(Stored items)
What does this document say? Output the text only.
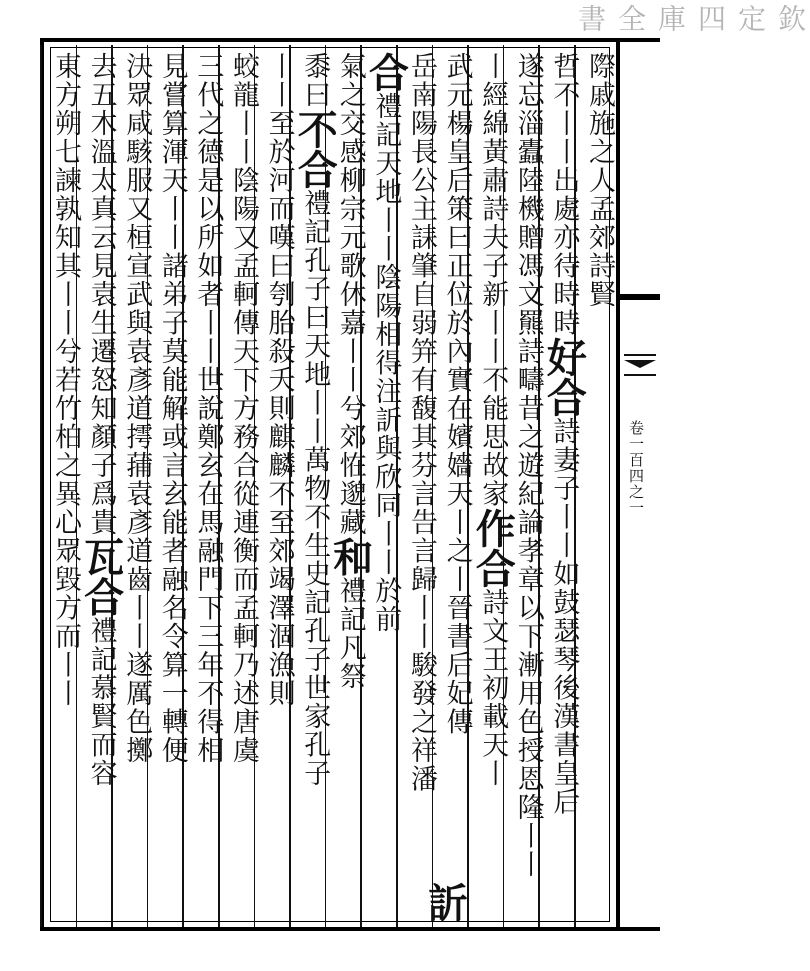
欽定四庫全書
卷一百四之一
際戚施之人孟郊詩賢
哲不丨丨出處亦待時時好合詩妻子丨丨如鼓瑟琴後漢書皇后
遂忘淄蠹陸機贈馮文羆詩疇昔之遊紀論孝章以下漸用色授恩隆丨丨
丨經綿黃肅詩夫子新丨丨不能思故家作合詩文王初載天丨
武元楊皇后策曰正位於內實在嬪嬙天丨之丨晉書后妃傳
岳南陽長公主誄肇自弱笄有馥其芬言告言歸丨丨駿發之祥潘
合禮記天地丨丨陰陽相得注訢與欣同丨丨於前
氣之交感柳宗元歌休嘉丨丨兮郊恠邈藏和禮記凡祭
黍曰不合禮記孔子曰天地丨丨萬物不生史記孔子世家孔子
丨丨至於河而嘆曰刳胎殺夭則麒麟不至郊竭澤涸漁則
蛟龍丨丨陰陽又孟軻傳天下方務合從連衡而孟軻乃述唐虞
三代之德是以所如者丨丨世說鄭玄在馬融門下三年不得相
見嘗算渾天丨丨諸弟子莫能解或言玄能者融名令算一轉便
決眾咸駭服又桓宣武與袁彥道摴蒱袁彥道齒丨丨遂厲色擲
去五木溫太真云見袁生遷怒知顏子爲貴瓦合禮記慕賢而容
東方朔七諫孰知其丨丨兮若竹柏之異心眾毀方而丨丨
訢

» Instruction: Leave out the pictures and output every record above precisely as given.

» Solution for this problem:
What does this document say? Output the text only.
欽定四庫全書
卷一百四之一
際戚施之人孟郊詩賢
哲不丨丨出處亦待時時好合詩妻子丨丨如鼓瑟琴後漢書皇后
遂忘淄蠹陸機贈馮文羆詩疇昔之遊紀論孝章以下漸用色授恩隆丨丨
丨經綿黃肅詩夫子新丨丨不能思故家作合詩文王初載天丨
武元楊皇后策曰正位於內實在嬪嬙天丨之丨晉書后妃傳
岳南陽長公主誄肇自弱笄有馥其芬言告言歸丨丨駿發之祥潘
合禮記天地丨丨陰陽相得注訢與欣同丨丨於前
氣之交感柳宗元歌休嘉丨丨兮郊恠邈藏和禮記凡祭
黍曰不合禮記孔子曰天地丨丨萬物不生史記孔子世家孔子
丨丨至於河而嘆曰刳胎殺夭則麒麟不至郊竭澤涸漁則
蛟龍丨丨陰陽又孟軻傳天下方務合從連衡而孟軻乃述唐虞
三代之德是以所如者丨丨世說鄭玄在馬融門下三年不得相
見嘗算渾天丨丨諸弟子莫能解或言玄能者融名令算一轉便
決眾咸駭服又桓宣武與袁彥道摴蒱袁彥道齒丨丨遂厲色擲
去五木溫太真云見袁生遷怒知顏子爲貴瓦合禮記慕賢而容
東方朔七諫孰知其丨丨兮若竹柏之異心眾毀方而丨丨
訢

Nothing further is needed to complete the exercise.